▸ **Exercise data**
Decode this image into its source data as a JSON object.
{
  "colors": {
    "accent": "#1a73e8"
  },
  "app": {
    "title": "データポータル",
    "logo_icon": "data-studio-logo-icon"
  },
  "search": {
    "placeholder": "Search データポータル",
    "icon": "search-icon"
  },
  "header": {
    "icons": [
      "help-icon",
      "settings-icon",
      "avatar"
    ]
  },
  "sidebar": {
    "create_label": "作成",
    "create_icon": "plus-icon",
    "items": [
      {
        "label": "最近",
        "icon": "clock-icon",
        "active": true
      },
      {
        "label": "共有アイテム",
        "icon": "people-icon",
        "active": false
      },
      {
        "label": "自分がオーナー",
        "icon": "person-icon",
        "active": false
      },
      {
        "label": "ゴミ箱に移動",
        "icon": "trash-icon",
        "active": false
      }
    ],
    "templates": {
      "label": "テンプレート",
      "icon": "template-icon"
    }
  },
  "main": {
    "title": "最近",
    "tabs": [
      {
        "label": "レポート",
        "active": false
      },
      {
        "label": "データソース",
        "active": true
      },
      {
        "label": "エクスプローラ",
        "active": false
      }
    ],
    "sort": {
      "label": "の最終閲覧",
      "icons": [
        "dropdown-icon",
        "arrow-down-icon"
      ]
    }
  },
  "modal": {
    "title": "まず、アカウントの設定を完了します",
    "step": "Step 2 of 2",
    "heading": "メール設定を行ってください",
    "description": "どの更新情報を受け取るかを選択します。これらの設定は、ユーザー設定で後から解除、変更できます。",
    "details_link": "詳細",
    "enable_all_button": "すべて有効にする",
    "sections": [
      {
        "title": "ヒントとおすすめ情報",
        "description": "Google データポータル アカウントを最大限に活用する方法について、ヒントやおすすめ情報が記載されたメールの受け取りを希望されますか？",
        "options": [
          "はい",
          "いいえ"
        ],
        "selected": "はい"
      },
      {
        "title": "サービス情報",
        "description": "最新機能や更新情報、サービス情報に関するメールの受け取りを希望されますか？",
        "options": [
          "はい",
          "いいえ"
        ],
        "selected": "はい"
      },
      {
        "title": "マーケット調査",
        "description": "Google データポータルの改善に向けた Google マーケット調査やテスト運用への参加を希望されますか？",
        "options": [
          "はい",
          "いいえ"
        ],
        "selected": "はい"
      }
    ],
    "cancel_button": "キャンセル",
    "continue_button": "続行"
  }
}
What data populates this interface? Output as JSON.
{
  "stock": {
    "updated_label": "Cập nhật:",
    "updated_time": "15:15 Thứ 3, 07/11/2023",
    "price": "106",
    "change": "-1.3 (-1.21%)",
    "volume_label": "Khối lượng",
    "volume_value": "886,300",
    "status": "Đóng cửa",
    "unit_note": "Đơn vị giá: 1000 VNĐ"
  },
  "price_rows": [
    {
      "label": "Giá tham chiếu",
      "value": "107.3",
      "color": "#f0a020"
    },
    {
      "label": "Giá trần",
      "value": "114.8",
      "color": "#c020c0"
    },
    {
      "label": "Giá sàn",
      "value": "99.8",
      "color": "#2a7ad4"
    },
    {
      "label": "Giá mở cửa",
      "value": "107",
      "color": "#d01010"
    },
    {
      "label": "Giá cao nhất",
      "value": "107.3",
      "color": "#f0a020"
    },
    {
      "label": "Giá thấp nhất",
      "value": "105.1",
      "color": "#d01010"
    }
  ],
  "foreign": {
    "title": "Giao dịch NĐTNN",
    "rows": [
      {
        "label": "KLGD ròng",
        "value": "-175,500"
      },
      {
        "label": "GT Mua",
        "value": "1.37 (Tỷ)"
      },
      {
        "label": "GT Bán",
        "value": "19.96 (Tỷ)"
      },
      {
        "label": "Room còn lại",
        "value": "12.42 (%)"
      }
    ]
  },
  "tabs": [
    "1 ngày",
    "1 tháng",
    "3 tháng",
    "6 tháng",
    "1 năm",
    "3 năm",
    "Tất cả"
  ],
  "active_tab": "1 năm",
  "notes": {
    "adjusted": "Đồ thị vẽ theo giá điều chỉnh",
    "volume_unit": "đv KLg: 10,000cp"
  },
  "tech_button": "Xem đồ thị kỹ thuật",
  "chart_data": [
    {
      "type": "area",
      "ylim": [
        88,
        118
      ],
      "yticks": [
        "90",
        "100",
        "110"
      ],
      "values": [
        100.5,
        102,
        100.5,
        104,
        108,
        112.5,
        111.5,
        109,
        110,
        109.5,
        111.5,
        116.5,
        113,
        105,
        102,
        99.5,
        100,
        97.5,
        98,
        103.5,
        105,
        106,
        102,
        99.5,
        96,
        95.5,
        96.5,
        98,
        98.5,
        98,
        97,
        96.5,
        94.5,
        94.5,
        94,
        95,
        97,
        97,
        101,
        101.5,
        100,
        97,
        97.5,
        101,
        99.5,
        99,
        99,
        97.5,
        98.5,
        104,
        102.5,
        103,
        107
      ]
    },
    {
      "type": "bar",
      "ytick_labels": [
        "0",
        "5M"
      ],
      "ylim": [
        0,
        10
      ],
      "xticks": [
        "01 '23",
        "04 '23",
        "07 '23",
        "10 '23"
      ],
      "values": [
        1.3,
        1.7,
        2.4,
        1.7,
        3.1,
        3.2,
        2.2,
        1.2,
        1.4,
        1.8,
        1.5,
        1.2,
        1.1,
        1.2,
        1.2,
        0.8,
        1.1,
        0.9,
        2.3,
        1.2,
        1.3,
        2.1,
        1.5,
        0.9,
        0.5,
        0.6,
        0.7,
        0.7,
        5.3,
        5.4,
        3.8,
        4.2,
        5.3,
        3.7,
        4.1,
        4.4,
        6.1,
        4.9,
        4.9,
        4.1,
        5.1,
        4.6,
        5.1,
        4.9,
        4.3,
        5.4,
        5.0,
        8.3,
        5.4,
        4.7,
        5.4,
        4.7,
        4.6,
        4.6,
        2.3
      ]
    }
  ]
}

▸ **Task to carry out**
Set down the listing above in full, please, exactly as it appears.

▸ **Written reply**
Decode this image into its source data as a JSON object.
{
  "colors": {
    "accent": "#1a73e8"
  },
  "app": {
    "title": "データポータル",
    "logo_icon": "data-studio-logo-icon"
  },
  "search": {
    "placeholder": "Search データポータル",
    "icon": "search-icon"
  },
  "header": {
    "icons": [
      "help-icon",
      "settings-icon",
      "avatar"
    ]
  },
  "sidebar": {
    "create_label": "作成",
    "create_icon": "plus-icon",
    "items": [
      {
        "label": "最近",
        "icon": "clock-icon",
        "active": true
      },
      {
        "label": "共有アイテム",
        "icon": "people-icon",
        "active": false
      },
      {
        "label": "自分がオーナー",
        "icon": "person-icon",
        "active": false
      },
      {
        "label": "ゴミ箱に移動",
        "icon": "trash-icon",
        "active": false
      }
    ],
    "templates": {
      "label": "テンプレート",
      "icon": "template-icon"
    }
  },
  "main": {
    "title": "最近",
    "tabs": [
      {
        "label": "レポート",
        "active": false
      },
      {
        "label": "データソース",
        "active": true
      },
      {
        "label": "エクスプローラ",
        "active": false
      }
    ],
    "sort": {
      "label": "の最終閲覧",
      "icons": [
        "dropdown-icon",
        "arrow-down-icon"
      ]
    }
  },
  "modal": {
    "title": "まず、アカウントの設定を完了します",
    "step": "Step 2 of 2",
    "heading": "メール設定を行ってください",
    "description": "どの更新情報を受け取るかを選択します。これらの設定は、ユーザー設定で後から解除、変更できます。",
    "details_link": "詳細",
    "enable_all_button": "すべて有効にする",
    "sections": [
      {
        "title": "ヒントとおすすめ情報",
        "description": "Google データポータル アカウントを最大限に活用する方法について、ヒントやおすすめ情報が記載されたメールの受け取りを希望されますか？",
        "options": [
          "はい",
          "いいえ"
        ],
        "selected": "はい"
      },
      {
        "title": "サービス情報",
        "description": "最新機能や更新情報、サービス情報に関するメールの受け取りを希望されますか？",
        "options": [
          "はい",
          "いいえ"
        ],
        "selected": "はい"
      },
      {
        "title": "マーケット調査",
        "description": "Google データポータルの改善に向けた Google マーケット調査やテスト運用への参加を希望されますか？",
        "options": [
          "はい",
          "いいえ"
        ],
        "selected": "はい"
      }
    ],
    "cancel_button": "キャンセル",
    "continue_button": "続行"
  }
}
What data populates this interface? Output as JSON.
{
  "stock": {
    "updated_label": "Cập nhật:",
    "updated_time": "15:15 Thứ 3, 07/11/2023",
    "price": "106",
    "change": "-1.3 (-1.21%)",
    "volume_label": "Khối lượng",
    "volume_value": "886,300",
    "status": "Đóng cửa",
    "unit_note": "Đơn vị giá: 1000 VNĐ"
  },
  "price_rows": [
    {
      "label": "Giá tham chiếu",
      "value": "107.3",
      "color": "#f0a020"
    },
    {
      "label": "Giá trần",
      "value": "114.8",
      "color": "#c020c0"
    },
    {
      "label": "Giá sàn",
      "value": "99.8",
      "color": "#2a7ad4"
    },
    {
      "label": "Giá mở cửa",
      "value": "107",
      "color": "#d01010"
    },
    {
      "label": "Giá cao nhất",
      "value": "107.3",
      "color": "#f0a020"
    },
    {
      "label": "Giá thấp nhất",
      "value": "105.1",
      "color": "#d01010"
    }
  ],
  "foreign": {
    "title": "Giao dịch NĐTNN",
    "rows": [
      {
        "label": "KLGD ròng",
        "value": "-175,500"
      },
      {
        "label": "GT Mua",
        "value": "1.37 (Tỷ)"
      },
      {
        "label": "GT Bán",
        "value": "19.96 (Tỷ)"
      },
      {
        "label": "Room còn lại",
        "value": "12.42 (%)"
      }
    ]
  },
  "tabs": [
    "1 ngày",
    "1 tháng",
    "3 tháng",
    "6 tháng",
    "1 năm",
    "3 năm",
    "Tất cả"
  ],
  "active_tab": "1 năm",
  "notes": {
    "adjusted": "Đồ thị vẽ theo giá điều chỉnh",
    "volume_unit": "đv KLg: 10,000cp"
  },
  "tech_button": "Xem đồ thị kỹ thuật",
  "chart_data": [
    {
      "type": "area",
      "ylim": [
        88,
        118
      ],
      "yticks": [
        "90",
        "100",
        "110"
      ],
      "values": [
        100.5,
        102,
        100.5,
        104,
        108,
        112.5,
        111.5,
        109,
        110,
        109.5,
        111.5,
        116.5,
        113,
        105,
        102,
        99.5,
        100,
        97.5,
        98,
        103.5,
        105,
        106,
        102,
        99.5,
        96,
        95.5,
        96.5,
        98,
        98.5,
        98,
        97,
        96.5,
        94.5,
        94.5,
        94,
        95,
        97,
        97,
        101,
        101.5,
        100,
        97,
        97.5,
        101,
        99.5,
        99,
        99,
        97.5,
        98.5,
        104,
        102.5,
        103,
        107
      ]
    },
    {
      "type": "bar",
      "ytick_labels": [
        "0",
        "5M"
      ],
      "ylim": [
        0,
        10
      ],
      "xticks": [
        "01 '23",
        "04 '23",
        "07 '23",
        "10 '23"
      ],
      "values": [
        1.3,
        1.7,
        2.4,
        1.7,
        3.1,
        3.2,
        2.2,
        1.2,
        1.4,
        1.8,
        1.5,
        1.2,
        1.1,
        1.2,
        1.2,
        0.8,
        1.1,
        0.9,
        2.3,
        1.2,
        1.3,
        2.1,
        1.5,
        0.9,
        0.5,
        0.6,
        0.7,
        0.7,
        5.3,
        5.4,
        3.8,
        4.2,
        5.3,
        3.7,
        4.1,
        4.4,
        6.1,
        4.9,
        4.9,
        4.1,
        5.1,
        4.6,
        5.1,
        4.9,
        4.3,
        5.4,
        5.0,
        8.3,
        5.4,
        4.7,
        5.4,
        4.7,
        4.6,
        4.6,
        2.3
      ]
    }
  ]
}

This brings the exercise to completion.